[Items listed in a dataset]
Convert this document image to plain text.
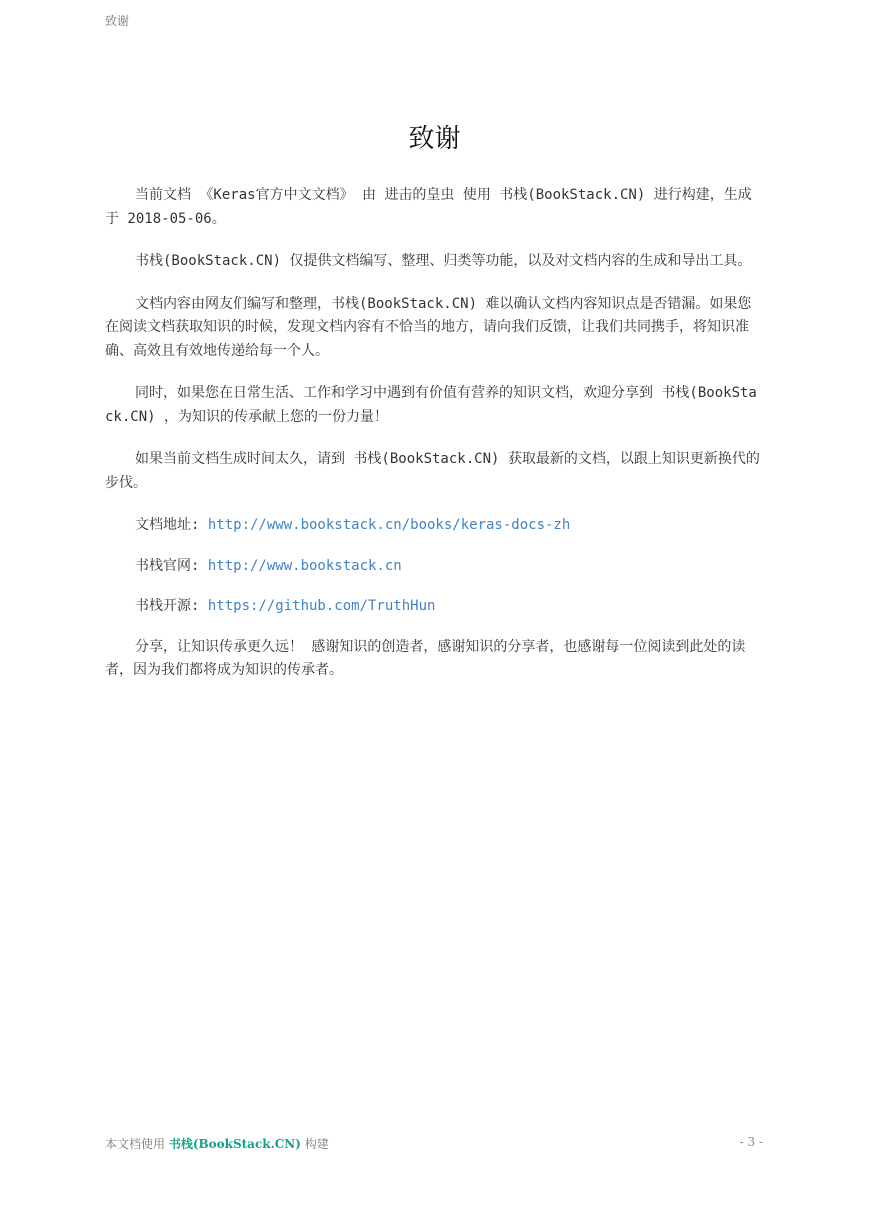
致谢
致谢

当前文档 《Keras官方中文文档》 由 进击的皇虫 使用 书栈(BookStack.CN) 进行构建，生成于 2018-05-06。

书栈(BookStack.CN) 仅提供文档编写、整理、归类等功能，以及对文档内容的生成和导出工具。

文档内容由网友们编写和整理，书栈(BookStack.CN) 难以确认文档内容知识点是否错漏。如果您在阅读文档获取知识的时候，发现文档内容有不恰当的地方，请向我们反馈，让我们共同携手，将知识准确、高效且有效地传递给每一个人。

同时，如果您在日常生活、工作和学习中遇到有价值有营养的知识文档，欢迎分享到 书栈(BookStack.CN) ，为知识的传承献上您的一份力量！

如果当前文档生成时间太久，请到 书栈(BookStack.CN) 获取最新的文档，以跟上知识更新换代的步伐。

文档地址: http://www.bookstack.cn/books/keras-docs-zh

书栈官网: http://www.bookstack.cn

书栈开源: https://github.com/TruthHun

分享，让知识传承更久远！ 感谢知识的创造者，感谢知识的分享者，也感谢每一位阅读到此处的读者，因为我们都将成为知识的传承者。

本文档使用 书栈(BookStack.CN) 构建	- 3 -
...
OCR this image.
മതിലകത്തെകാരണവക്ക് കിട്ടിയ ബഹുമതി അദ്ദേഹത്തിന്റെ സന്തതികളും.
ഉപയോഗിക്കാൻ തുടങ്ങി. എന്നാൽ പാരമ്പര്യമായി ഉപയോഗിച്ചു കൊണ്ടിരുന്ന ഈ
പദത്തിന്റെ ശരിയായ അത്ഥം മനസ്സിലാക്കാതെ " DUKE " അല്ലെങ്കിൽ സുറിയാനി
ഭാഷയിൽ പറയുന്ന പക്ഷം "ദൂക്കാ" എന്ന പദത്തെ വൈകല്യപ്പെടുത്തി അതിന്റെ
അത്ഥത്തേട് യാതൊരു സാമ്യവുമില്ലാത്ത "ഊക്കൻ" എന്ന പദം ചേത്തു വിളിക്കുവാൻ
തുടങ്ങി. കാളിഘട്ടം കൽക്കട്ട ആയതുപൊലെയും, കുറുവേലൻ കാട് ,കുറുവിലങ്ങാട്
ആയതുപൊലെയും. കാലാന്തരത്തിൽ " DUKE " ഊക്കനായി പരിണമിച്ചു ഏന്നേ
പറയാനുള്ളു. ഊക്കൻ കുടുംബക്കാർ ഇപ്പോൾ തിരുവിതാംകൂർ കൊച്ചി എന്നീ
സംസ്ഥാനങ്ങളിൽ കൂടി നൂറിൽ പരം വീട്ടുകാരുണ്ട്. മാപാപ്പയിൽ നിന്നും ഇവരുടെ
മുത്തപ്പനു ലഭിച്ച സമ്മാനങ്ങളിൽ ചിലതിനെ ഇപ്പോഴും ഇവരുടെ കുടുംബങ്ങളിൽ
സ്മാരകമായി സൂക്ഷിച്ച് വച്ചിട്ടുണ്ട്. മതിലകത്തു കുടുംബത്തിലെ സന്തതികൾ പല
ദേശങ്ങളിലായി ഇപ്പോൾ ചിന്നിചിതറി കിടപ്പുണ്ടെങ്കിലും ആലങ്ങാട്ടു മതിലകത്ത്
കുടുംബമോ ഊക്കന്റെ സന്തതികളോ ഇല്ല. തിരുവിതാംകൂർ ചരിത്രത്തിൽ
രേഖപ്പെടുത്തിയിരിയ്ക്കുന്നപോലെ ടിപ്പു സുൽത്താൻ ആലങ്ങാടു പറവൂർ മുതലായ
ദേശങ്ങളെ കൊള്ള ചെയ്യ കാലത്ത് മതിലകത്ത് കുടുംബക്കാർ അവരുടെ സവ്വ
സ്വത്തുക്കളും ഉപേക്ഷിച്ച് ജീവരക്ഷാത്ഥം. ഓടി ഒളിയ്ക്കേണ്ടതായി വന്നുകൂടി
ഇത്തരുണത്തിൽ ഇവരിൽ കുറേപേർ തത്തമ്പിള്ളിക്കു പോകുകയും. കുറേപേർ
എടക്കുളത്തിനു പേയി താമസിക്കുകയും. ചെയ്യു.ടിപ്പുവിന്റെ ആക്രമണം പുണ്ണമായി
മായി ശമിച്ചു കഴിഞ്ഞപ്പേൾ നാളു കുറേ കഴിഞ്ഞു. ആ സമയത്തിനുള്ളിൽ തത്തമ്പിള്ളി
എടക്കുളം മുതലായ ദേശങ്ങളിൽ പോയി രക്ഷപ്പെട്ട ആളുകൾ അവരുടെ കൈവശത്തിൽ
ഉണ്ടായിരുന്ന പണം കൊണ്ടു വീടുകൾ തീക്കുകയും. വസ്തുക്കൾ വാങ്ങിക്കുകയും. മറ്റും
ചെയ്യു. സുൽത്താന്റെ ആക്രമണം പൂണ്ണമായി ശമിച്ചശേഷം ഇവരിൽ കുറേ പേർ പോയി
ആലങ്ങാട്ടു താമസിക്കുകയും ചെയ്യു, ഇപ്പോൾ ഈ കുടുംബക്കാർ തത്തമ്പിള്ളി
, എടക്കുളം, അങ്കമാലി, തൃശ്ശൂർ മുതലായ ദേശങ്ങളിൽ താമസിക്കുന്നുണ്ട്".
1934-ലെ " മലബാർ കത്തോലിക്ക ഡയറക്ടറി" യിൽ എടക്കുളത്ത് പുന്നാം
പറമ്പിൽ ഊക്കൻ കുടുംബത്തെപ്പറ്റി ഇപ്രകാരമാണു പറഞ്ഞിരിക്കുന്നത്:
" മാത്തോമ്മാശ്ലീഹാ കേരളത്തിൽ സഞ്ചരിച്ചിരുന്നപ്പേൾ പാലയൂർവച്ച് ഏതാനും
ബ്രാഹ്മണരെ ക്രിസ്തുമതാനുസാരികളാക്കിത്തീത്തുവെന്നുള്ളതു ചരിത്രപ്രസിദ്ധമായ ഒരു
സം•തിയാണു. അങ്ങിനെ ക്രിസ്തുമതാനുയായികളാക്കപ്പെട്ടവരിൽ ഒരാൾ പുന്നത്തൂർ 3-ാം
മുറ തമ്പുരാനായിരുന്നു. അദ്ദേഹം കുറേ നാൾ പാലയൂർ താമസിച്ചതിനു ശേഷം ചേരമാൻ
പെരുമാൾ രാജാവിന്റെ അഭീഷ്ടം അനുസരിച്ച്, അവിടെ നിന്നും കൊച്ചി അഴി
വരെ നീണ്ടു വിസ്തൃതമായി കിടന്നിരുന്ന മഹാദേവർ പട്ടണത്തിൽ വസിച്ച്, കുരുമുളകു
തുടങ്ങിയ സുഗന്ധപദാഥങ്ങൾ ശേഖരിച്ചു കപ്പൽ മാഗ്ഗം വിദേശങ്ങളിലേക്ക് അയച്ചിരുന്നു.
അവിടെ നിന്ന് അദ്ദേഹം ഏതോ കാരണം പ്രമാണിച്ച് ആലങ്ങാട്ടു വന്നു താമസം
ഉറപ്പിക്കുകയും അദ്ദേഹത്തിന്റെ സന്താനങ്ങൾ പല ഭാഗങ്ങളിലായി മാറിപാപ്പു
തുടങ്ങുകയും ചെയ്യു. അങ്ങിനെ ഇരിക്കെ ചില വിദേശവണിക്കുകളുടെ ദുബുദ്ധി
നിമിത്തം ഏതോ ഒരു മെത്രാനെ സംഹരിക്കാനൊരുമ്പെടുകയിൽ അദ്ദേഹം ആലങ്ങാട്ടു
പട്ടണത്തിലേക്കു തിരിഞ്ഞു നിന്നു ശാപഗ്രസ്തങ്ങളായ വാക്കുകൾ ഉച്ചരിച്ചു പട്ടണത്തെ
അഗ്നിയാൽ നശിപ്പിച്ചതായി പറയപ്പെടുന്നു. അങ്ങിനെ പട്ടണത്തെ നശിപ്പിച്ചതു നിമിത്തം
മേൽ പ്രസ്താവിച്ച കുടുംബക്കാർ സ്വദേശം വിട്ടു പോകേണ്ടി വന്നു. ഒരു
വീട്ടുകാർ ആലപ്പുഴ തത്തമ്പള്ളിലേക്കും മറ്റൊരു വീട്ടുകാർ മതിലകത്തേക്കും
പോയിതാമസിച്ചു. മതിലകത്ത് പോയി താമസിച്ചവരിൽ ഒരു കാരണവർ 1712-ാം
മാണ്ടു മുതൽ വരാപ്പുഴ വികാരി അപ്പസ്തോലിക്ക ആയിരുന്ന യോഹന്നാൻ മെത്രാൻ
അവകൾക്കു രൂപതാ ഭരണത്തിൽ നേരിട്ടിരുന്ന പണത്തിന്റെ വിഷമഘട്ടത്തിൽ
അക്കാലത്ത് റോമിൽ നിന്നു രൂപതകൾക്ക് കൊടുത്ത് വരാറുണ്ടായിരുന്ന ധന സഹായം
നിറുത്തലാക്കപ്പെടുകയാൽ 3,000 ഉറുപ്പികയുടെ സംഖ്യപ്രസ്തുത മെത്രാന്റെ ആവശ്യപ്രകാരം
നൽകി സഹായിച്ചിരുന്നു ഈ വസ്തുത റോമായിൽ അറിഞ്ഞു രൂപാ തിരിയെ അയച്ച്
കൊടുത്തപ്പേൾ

* Directive:
Review the preceding data and report every line that includes the string "image".

* Solution:
Convert this document image to plain text.
OCR this image.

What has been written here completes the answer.